Collected data entries:
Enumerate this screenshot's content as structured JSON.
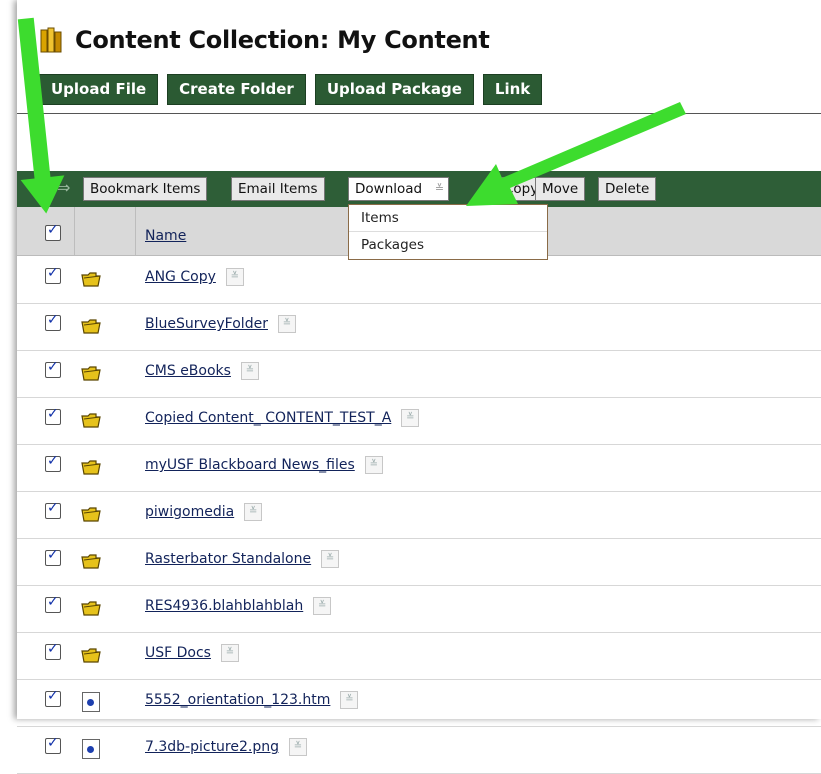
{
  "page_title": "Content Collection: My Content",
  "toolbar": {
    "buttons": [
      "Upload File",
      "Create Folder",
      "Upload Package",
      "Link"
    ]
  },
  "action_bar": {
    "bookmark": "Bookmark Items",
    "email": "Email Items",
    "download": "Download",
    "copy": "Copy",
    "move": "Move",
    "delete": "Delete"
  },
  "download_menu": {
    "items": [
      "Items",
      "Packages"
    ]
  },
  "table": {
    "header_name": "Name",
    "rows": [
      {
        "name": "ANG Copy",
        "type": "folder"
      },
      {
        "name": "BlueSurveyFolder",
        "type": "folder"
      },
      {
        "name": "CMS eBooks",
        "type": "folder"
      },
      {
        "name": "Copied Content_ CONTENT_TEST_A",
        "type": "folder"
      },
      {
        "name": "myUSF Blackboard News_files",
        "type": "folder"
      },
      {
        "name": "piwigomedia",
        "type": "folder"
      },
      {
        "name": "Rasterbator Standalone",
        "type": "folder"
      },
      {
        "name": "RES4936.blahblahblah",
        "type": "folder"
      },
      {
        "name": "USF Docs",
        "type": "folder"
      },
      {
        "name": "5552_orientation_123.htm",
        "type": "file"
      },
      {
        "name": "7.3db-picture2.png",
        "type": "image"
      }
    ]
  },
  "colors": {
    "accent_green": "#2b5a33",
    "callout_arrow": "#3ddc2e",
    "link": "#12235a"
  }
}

__Set problem__. Your copy should match the records word for word, with the pictures removed.

__Output below__.
Enumerate this screenshot's content as structured JSON.
{
  "page_title": "Content Collection: My Content",
  "toolbar": {
    "buttons": [
      "Upload File",
      "Create Folder",
      "Upload Package",
      "Link"
    ]
  },
  "action_bar": {
    "bookmark": "Bookmark Items",
    "email": "Email Items",
    "download": "Download",
    "copy": "Copy",
    "move": "Move",
    "delete": "Delete"
  },
  "download_menu": {
    "items": [
      "Items",
      "Packages"
    ]
  },
  "table": {
    "header_name": "Name",
    "rows": [
      {
        "name": "ANG Copy",
        "type": "folder"
      },
      {
        "name": "BlueSurveyFolder",
        "type": "folder"
      },
      {
        "name": "CMS eBooks",
        "type": "folder"
      },
      {
        "name": "Copied Content_ CONTENT_TEST_A",
        "type": "folder"
      },
      {
        "name": "myUSF Blackboard News_files",
        "type": "folder"
      },
      {
        "name": "piwigomedia",
        "type": "folder"
      },
      {
        "name": "Rasterbator Standalone",
        "type": "folder"
      },
      {
        "name": "RES4936.blahblahblah",
        "type": "folder"
      },
      {
        "name": "USF Docs",
        "type": "folder"
      },
      {
        "name": "5552_orientation_123.htm",
        "type": "file"
      },
      {
        "name": "7.3db-picture2.png",
        "type": "image"
      }
    ]
  },
  "colors": {
    "accent_green": "#2b5a33",
    "callout_arrow": "#3ddc2e",
    "link": "#12235a"
  }
}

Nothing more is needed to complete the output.